• [What the exercise asks]: Return every record in full. Match each one exactly.

[Records of document pages and text]
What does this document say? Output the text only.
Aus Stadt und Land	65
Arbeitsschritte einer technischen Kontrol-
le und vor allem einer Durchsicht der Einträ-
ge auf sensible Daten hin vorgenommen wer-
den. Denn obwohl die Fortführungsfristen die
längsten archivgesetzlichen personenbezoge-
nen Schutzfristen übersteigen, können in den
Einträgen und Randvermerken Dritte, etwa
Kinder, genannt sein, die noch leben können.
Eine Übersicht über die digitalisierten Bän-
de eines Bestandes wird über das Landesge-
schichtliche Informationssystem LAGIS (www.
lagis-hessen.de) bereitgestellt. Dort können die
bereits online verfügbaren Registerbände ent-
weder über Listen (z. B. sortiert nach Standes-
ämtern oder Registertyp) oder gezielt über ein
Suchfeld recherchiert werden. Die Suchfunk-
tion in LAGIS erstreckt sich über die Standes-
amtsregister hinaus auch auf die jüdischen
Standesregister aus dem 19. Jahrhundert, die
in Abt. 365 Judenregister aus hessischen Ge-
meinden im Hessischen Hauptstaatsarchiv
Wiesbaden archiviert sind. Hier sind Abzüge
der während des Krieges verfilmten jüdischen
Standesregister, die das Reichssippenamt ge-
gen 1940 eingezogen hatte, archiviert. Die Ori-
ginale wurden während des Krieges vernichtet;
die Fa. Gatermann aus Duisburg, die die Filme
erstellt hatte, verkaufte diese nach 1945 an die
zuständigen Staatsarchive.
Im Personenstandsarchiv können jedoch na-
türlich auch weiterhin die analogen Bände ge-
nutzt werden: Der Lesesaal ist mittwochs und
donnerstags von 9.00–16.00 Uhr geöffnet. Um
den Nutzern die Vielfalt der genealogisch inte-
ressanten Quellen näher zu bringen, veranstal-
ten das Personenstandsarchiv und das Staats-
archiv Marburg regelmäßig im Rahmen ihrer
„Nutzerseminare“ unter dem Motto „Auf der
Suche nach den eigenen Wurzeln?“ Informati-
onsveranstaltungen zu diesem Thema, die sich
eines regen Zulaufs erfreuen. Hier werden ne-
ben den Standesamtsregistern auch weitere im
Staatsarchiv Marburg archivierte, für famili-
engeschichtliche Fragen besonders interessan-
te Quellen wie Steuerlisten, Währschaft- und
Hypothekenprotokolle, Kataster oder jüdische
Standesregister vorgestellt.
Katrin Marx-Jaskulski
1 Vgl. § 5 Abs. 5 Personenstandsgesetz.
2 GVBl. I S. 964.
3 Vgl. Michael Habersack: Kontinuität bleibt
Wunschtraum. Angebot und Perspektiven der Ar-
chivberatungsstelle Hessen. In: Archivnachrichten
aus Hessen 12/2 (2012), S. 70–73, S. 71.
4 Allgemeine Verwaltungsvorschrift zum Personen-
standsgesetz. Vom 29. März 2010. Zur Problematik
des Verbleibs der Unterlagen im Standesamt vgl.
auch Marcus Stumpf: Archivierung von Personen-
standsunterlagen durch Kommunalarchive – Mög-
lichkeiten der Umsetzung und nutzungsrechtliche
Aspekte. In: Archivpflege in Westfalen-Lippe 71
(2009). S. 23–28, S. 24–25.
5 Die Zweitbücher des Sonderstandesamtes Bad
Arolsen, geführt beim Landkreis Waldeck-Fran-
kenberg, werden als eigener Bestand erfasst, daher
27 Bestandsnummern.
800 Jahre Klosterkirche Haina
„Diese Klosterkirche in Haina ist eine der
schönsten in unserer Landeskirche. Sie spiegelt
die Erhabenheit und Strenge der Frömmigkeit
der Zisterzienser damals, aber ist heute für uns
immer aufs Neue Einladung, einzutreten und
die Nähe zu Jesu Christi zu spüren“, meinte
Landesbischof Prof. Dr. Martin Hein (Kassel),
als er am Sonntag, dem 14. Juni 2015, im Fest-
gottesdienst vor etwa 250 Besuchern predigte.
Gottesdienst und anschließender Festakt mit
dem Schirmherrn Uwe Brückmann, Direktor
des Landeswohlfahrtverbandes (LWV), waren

• [Answer to the problem]:
What does this document say? Output the text only.
Aus Stadt und Land	65
Arbeitsschritte einer technischen Kontrol-
le und vor allem einer Durchsicht der Einträ-
ge auf sensible Daten hin vorgenommen wer-
den. Denn obwohl die Fortführungsfristen die
längsten archivgesetzlichen personenbezoge-
nen Schutzfristen übersteigen, können in den
Einträgen und Randvermerken Dritte, etwa
Kinder, genannt sein, die noch leben können.
Eine Übersicht über die digitalisierten Bän-
de eines Bestandes wird über das Landesge-
schichtliche Informationssystem LAGIS (www.
lagis-hessen.de) bereitgestellt. Dort können die
bereits online verfügbaren Registerbände ent-
weder über Listen (z. B. sortiert nach Standes-
ämtern oder Registertyp) oder gezielt über ein
Suchfeld recherchiert werden. Die Suchfunk-
tion in LAGIS erstreckt sich über die Standes-
amtsregister hinaus auch auf die jüdischen
Standesregister aus dem 19. Jahrhundert, die
in Abt. 365 Judenregister aus hessischen Ge-
meinden im Hessischen Hauptstaatsarchiv
Wiesbaden archiviert sind. Hier sind Abzüge
der während des Krieges verfilmten jüdischen
Standesregister, die das Reichssippenamt ge-
gen 1940 eingezogen hatte, archiviert. Die Ori-
ginale wurden während des Krieges vernichtet;
die Fa. Gatermann aus Duisburg, die die Filme
erstellt hatte, verkaufte diese nach 1945 an die
zuständigen Staatsarchive.
Im Personenstandsarchiv können jedoch na-
türlich auch weiterhin die analogen Bände ge-
nutzt werden: Der Lesesaal ist mittwochs und
donnerstags von 9.00–16.00 Uhr geöffnet. Um
den Nutzern die Vielfalt der genealogisch inte-
ressanten Quellen näher zu bringen, veranstal-
ten das Personenstandsarchiv und das Staats-
archiv Marburg regelmäßig im Rahmen ihrer
„Nutzerseminare“ unter dem Motto „Auf der
Suche nach den eigenen Wurzeln?“ Informati-
onsveranstaltungen zu diesem Thema, die sich
eines regen Zulaufs erfreuen. Hier werden ne-
ben den Standesamtsregistern auch weitere im
Staatsarchiv Marburg archivierte, für famili-
engeschichtliche Fragen besonders interessan-
te Quellen wie Steuerlisten, Währschaft- und
Hypothekenprotokolle, Kataster oder jüdische
Standesregister vorgestellt.
Katrin Marx-Jaskulski
1 Vgl. § 5 Abs. 5 Personenstandsgesetz.
2 GVBl. I S. 964.
3 Vgl. Michael Habersack: Kontinuität bleibt
Wunschtraum. Angebot und Perspektiven der Ar-
chivberatungsstelle Hessen. In: Archivnachrichten
aus Hessen 12/2 (2012), S. 70–73, S. 71.
4 Allgemeine Verwaltungsvorschrift zum Personen-
standsgesetz. Vom 29. März 2010. Zur Problematik
des Verbleibs der Unterlagen im Standesamt vgl.
auch Marcus Stumpf: Archivierung von Personen-
standsunterlagen durch Kommunalarchive – Mög-
lichkeiten der Umsetzung und nutzungsrechtliche
Aspekte. In: Archivpflege in Westfalen-Lippe 71
(2009). S. 23–28, S. 24–25.
5 Die Zweitbücher des Sonderstandesamtes Bad
Arolsen, geführt beim Landkreis Waldeck-Fran-
kenberg, werden als eigener Bestand erfasst, daher
27 Bestandsnummern.
800 Jahre Klosterkirche Haina
„Diese Klosterkirche in Haina ist eine der
schönsten in unserer Landeskirche. Sie spiegelt
die Erhabenheit und Strenge der Frömmigkeit
der Zisterzienser damals, aber ist heute für uns
immer aufs Neue Einladung, einzutreten und
die Nähe zu Jesu Christi zu spüren“, meinte
Landesbischof Prof. Dr. Martin Hein (Kassel),
als er am Sonntag, dem 14. Juni 2015, im Fest-
gottesdienst vor etwa 250 Besuchern predigte.
Gottesdienst und anschließender Festakt mit
dem Schirmherrn Uwe Brückmann, Direktor
des Landeswohlfahrtverbandes (LWV), waren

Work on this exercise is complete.